**GIVEN TASK**:
Write out all of the entries that follow, word for word, but skip the pictures.

**MATERIAL PROVIDED**:
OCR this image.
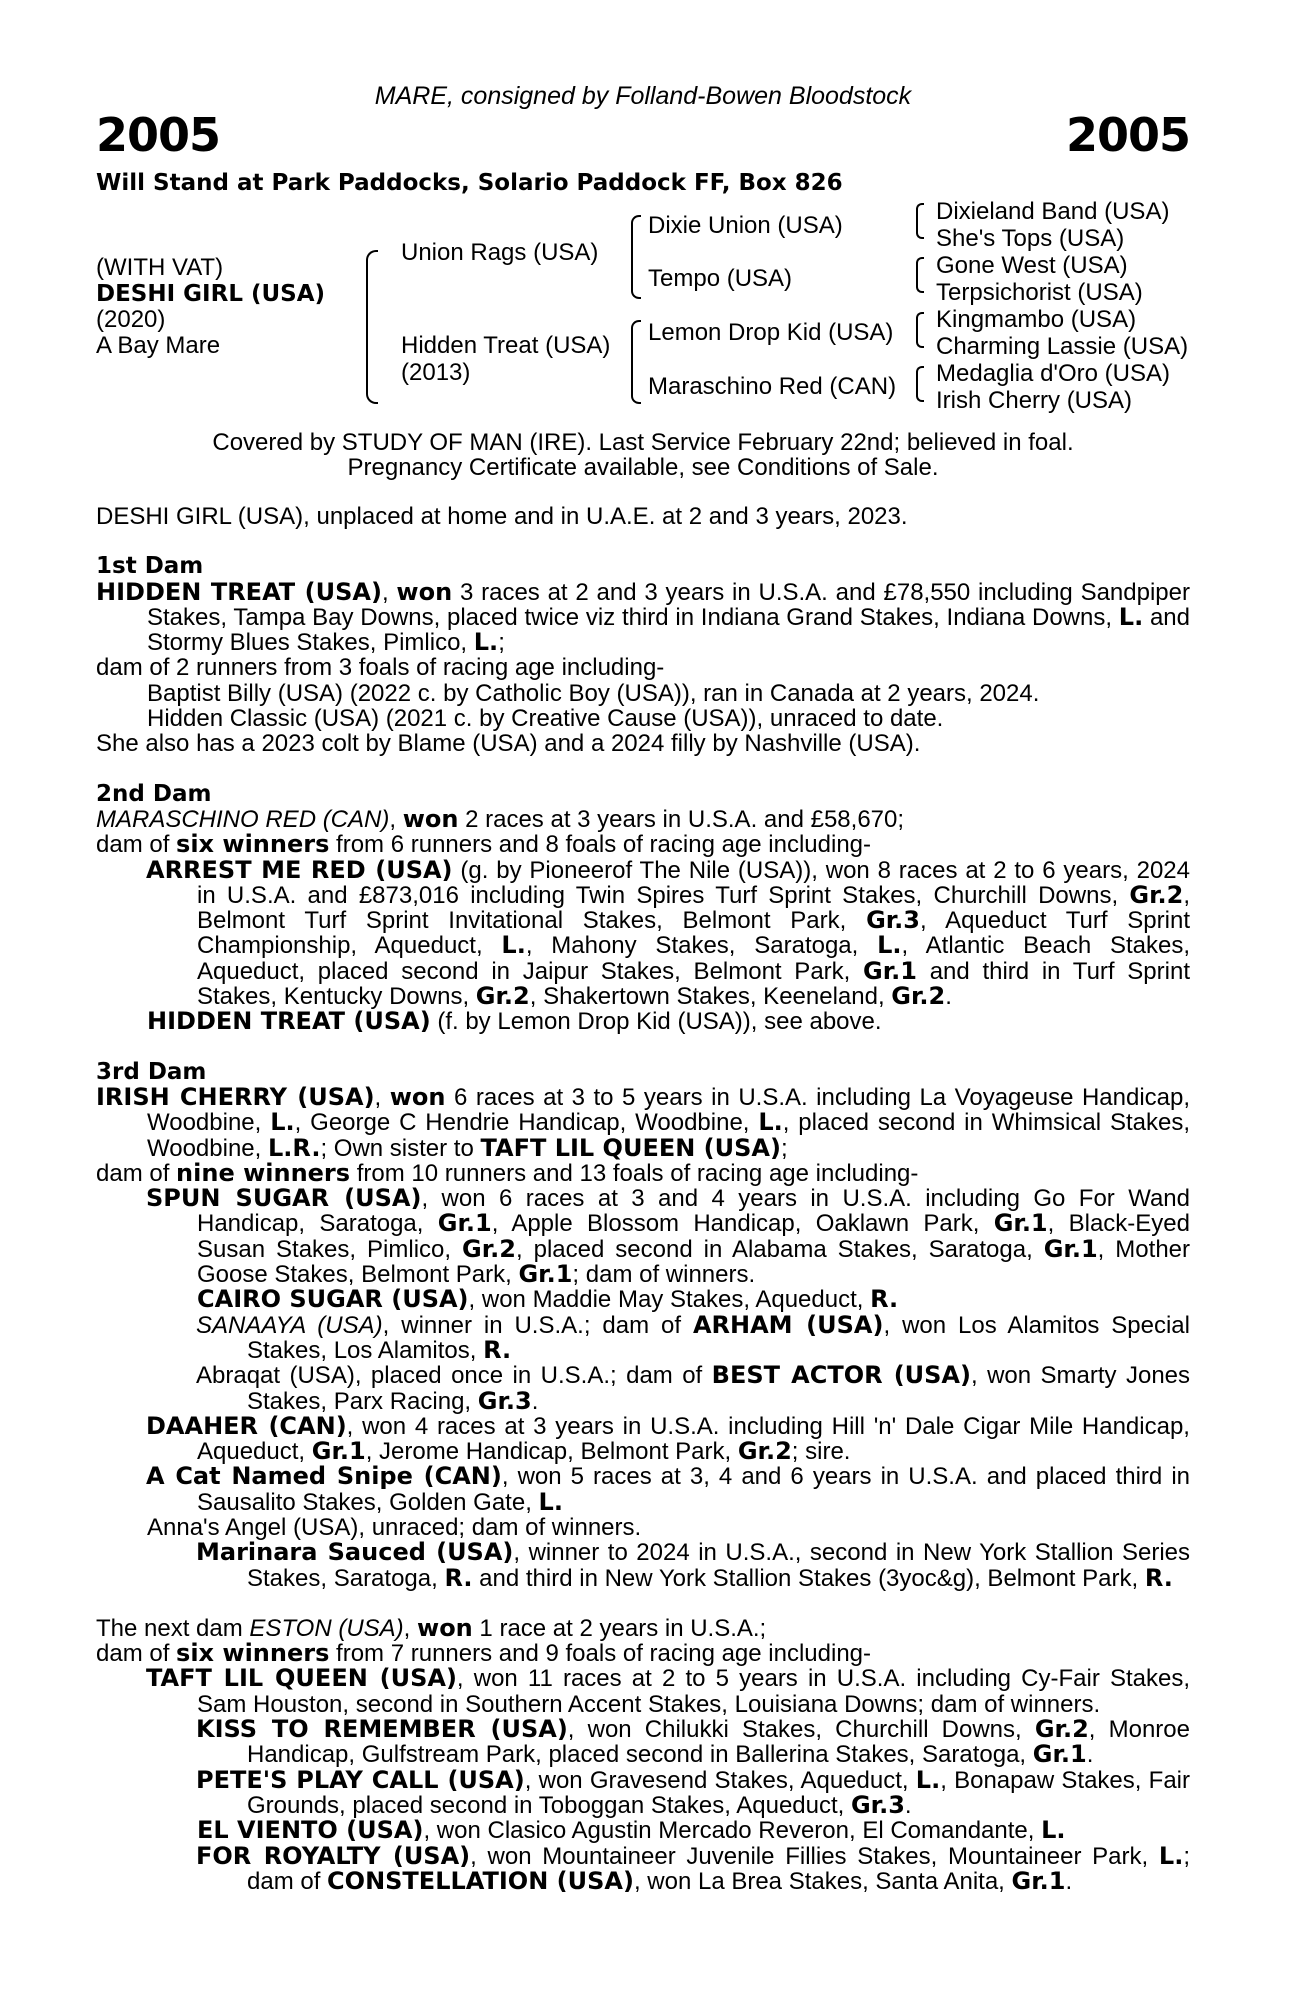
MARE, consigned by Folland-Bowen Bloodstock
2005	2005
Will Stand at Park Paddocks, Solario Paddock FF, Box 826
(WITH VAT)
DESHI GIRL (USA)
(2020)
A Bay Mare
Union Rags (USA)
Hidden Treat (USA)
(2013)
Dixie Union (USA)
Tempo (USA)
Lemon Drop Kid (USA)
Maraschino Red (CAN)
Dixieland Band (USA)
She's Tops (USA)
Gone West (USA)
Terpsichorist (USA)
Kingmambo (USA)
Charming Lassie (USA)
Medaglia d'Oro (USA)
Irish Cherry (USA)
Covered by STUDY OF MAN (IRE). Last Service February 22nd; believed in foal.
Pregnancy Certificate available, see Conditions of Sale.

DESHI GIRL (USA), unplaced at home and in U.A.E. at 2 and 3 years, 2023.

1st Dam

HIDDEN TREAT (USA), won 3 races at 2 and 3 years in U.S.A. and £78,550 including Sandpiper Stakes, Tampa Bay Downs, placed twice viz third in Indiana Grand Stakes, Indiana Downs, L. and Stormy Blues Stakes, Pimlico, L.;

dam of 2 runners from 3 foals of racing age including-

Baptist Billy (USA) (2022 c. by Catholic Boy (USA)), ran in Canada at 2 years, 2024.

Hidden Classic (USA) (2021 c. by Creative Cause (USA)), unraced to date.

She also has a 2023 colt by Blame (USA) and a 2024 filly by Nashville (USA).

2nd Dam

MARASCHINO RED (CAN), won 2 races at 3 years in U.S.A. and £58,670;

dam of six winners from 6 runners and 8 foals of racing age including-

ARREST ME RED (USA) (g. by Pioneerof The Nile (USA)), won 8 races at 2 to 6 years, 2024 in U.S.A. and £873,016 including Twin Spires Turf Sprint Stakes, Churchill Downs, Gr.2, Belmont Turf Sprint Invitational Stakes, Belmont Park, Gr.3, Aqueduct Turf Sprint Championship, Aqueduct, L., Mahony Stakes, Saratoga, L., Atlantic Beach Stakes, Aqueduct, placed second in Jaipur Stakes, Belmont Park, Gr.1 and third in Turf Sprint Stakes, Kentucky Downs, Gr.2, Shakertown Stakes, Keeneland, Gr.2.

HIDDEN TREAT (USA) (f. by Lemon Drop Kid (USA)), see above.

3rd Dam

IRISH CHERRY (USA), won 6 races at 3 to 5 years in U.S.A. including La Voyageuse Handicap, Woodbine, L., George C Hendrie Handicap, Woodbine, L., placed second in Whimsical Stakes, Woodbine, L.R.; Own sister to TAFT LIL QUEEN (USA);

dam of nine winners from 10 runners and 13 foals of racing age including-

SPUN SUGAR (USA), won 6 races at 3 and 4 years in U.S.A. including Go For Wand Handicap, Saratoga, Gr.1, Apple Blossom Handicap, Oaklawn Park, Gr.1, Black-Eyed Susan Stakes, Pimlico, Gr.2, placed second in Alabama Stakes, Saratoga, Gr.1, Mother Goose Stakes, Belmont Park, Gr.1; dam of winners.

CAIRO SUGAR (USA), won Maddie May Stakes, Aqueduct, R.

SANAAYA (USA), winner in U.S.A.; dam of ARHAM (USA), won Los Alamitos Special Stakes, Los Alamitos, R.

Abraqat (USA), placed once in U.S.A.; dam of BEST ACTOR (USA), won Smarty Jones Stakes, Parx Racing, Gr.3.

DAAHER (CAN), won 4 races at 3 years in U.S.A. including Hill 'n' Dale Cigar Mile Handicap, Aqueduct, Gr.1, Jerome Handicap, Belmont Park, Gr.2; sire.

A Cat Named Snipe (CAN), won 5 races at 3, 4 and 6 years in U.S.A. and placed third in Sausalito Stakes, Golden Gate, L.

Anna's Angel (USA), unraced; dam of winners.

Marinara Sauced (USA), winner to 2024 in U.S.A., second in New York Stallion Series Stakes, Saratoga, R. and third in New York Stallion Stakes (3yoc&g), Belmont Park, R.

The next dam ESTON (USA), won 1 race at 2 years in U.S.A.;

dam of six winners from 7 runners and 9 foals of racing age including-

TAFT LIL QUEEN (USA), won 11 races at 2 to 5 years in U.S.A. including Cy-Fair Stakes, Sam Houston, second in Southern Accent Stakes, Louisiana Downs; dam of winners.

KISS TO REMEMBER (USA), won Chilukki Stakes, Churchill Downs, Gr.2, Monroe Handicap, Gulfstream Park, placed second in Ballerina Stakes, Saratoga, Gr.1.

PETE'S PLAY CALL (USA), won Gravesend Stakes, Aqueduct, L., Bonapaw Stakes, Fair Grounds, placed second in Toboggan Stakes, Aqueduct, Gr.3.

EL VIENTO (USA), won Clasico Agustin Mercado Reveron, El Comandante, L.

FOR ROYALTY (USA), won Mountaineer Juvenile Fillies Stakes, Mountaineer Park, L.; dam of CONSTELLATION (USA), won La Brea Stakes, Santa Anita, Gr.1.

**SOLVED PROBLEM**:
OCR this image.
MARE, consigned by Folland-Bowen Bloodstock
2005	2005
Will Stand at Park Paddocks, Solario Paddock FF, Box 826
(WITH VAT)
DESHI GIRL (USA)
(2020)
A Bay Mare
Union Rags (USA)
Hidden Treat (USA)
(2013)
Dixie Union (USA)
Tempo (USA)
Lemon Drop Kid (USA)
Maraschino Red (CAN)
Dixieland Band (USA)
She's Tops (USA)
Gone West (USA)
Terpsichorist (USA)
Kingmambo (USA)
Charming Lassie (USA)
Medaglia d'Oro (USA)
Irish Cherry (USA)
Covered by STUDY OF MAN (IRE). Last Service February 22nd; believed in foal.
Pregnancy Certificate available, see Conditions of Sale.

DESHI GIRL (USA), unplaced at home and in U.A.E. at 2 and 3 years, 2023.

1st Dam

HIDDEN TREAT (USA), won 3 races at 2 and 3 years in U.S.A. and £78,550 including Sandpiper Stakes, Tampa Bay Downs, placed twice viz third in Indiana Grand Stakes, Indiana Downs, L. and Stormy Blues Stakes, Pimlico, L.;

dam of 2 runners from 3 foals of racing age including-

Baptist Billy (USA) (2022 c. by Catholic Boy (USA)), ran in Canada at 2 years, 2024.

Hidden Classic (USA) (2021 c. by Creative Cause (USA)), unraced to date.

She also has a 2023 colt by Blame (USA) and a 2024 filly by Nashville (USA).

2nd Dam

MARASCHINO RED (CAN), won 2 races at 3 years in U.S.A. and £58,670;

dam of six winners from 6 runners and 8 foals of racing age including-

ARREST ME RED (USA) (g. by Pioneerof The Nile (USA)), won 8 races at 2 to 6 years, 2024 in U.S.A. and £873,016 including Twin Spires Turf Sprint Stakes, Churchill Downs, Gr.2, Belmont Turf Sprint Invitational Stakes, Belmont Park, Gr.3, Aqueduct Turf Sprint Championship, Aqueduct, L., Mahony Stakes, Saratoga, L., Atlantic Beach Stakes, Aqueduct, placed second in Jaipur Stakes, Belmont Park, Gr.1 and third in Turf Sprint Stakes, Kentucky Downs, Gr.2, Shakertown Stakes, Keeneland, Gr.2.

HIDDEN TREAT (USA) (f. by Lemon Drop Kid (USA)), see above.

3rd Dam

IRISH CHERRY (USA), won 6 races at 3 to 5 years in U.S.A. including La Voyageuse Handicap, Woodbine, L., George C Hendrie Handicap, Woodbine, L., placed second in Whimsical Stakes, Woodbine, L.R.; Own sister to TAFT LIL QUEEN (USA);

dam of nine winners from 10 runners and 13 foals of racing age including-

SPUN SUGAR (USA), won 6 races at 3 and 4 years in U.S.A. including Go For Wand Handicap, Saratoga, Gr.1, Apple Blossom Handicap, Oaklawn Park, Gr.1, Black-Eyed Susan Stakes, Pimlico, Gr.2, placed second in Alabama Stakes, Saratoga, Gr.1, Mother Goose Stakes, Belmont Park, Gr.1; dam of winners.

CAIRO SUGAR (USA), won Maddie May Stakes, Aqueduct, R.

SANAAYA (USA), winner in U.S.A.; dam of ARHAM (USA), won Los Alamitos Special Stakes, Los Alamitos, R.

Abraqat (USA), placed once in U.S.A.; dam of BEST ACTOR (USA), won Smarty Jones Stakes, Parx Racing, Gr.3.

DAAHER (CAN), won 4 races at 3 years in U.S.A. including Hill 'n' Dale Cigar Mile Handicap, Aqueduct, Gr.1, Jerome Handicap, Belmont Park, Gr.2; sire.

A Cat Named Snipe (CAN), won 5 races at 3, 4 and 6 years in U.S.A. and placed third in Sausalito Stakes, Golden Gate, L.

Anna's Angel (USA), unraced; dam of winners.

Marinara Sauced (USA), winner to 2024 in U.S.A., second in New York Stallion Series Stakes, Saratoga, R. and third in New York Stallion Stakes (3yoc&g), Belmont Park, R.

The next dam ESTON (USA), won 1 race at 2 years in U.S.A.;

dam of six winners from 7 runners and 9 foals of racing age including-

TAFT LIL QUEEN (USA), won 11 races at 2 to 5 years in U.S.A. including Cy-Fair Stakes, Sam Houston, second in Southern Accent Stakes, Louisiana Downs; dam of winners.

KISS TO REMEMBER (USA), won Chilukki Stakes, Churchill Downs, Gr.2, Monroe Handicap, Gulfstream Park, placed second in Ballerina Stakes, Saratoga, Gr.1.

PETE'S PLAY CALL (USA), won Gravesend Stakes, Aqueduct, L., Bonapaw Stakes, Fair Grounds, placed second in Toboggan Stakes, Aqueduct, Gr.3.

EL VIENTO (USA), won Clasico Agustin Mercado Reveron, El Comandante, L.

FOR ROYALTY (USA), won Mountaineer Juvenile Fillies Stakes, Mountaineer Park, L.; dam of CONSTELLATION (USA), won La Brea Stakes, Santa Anita, Gr.1.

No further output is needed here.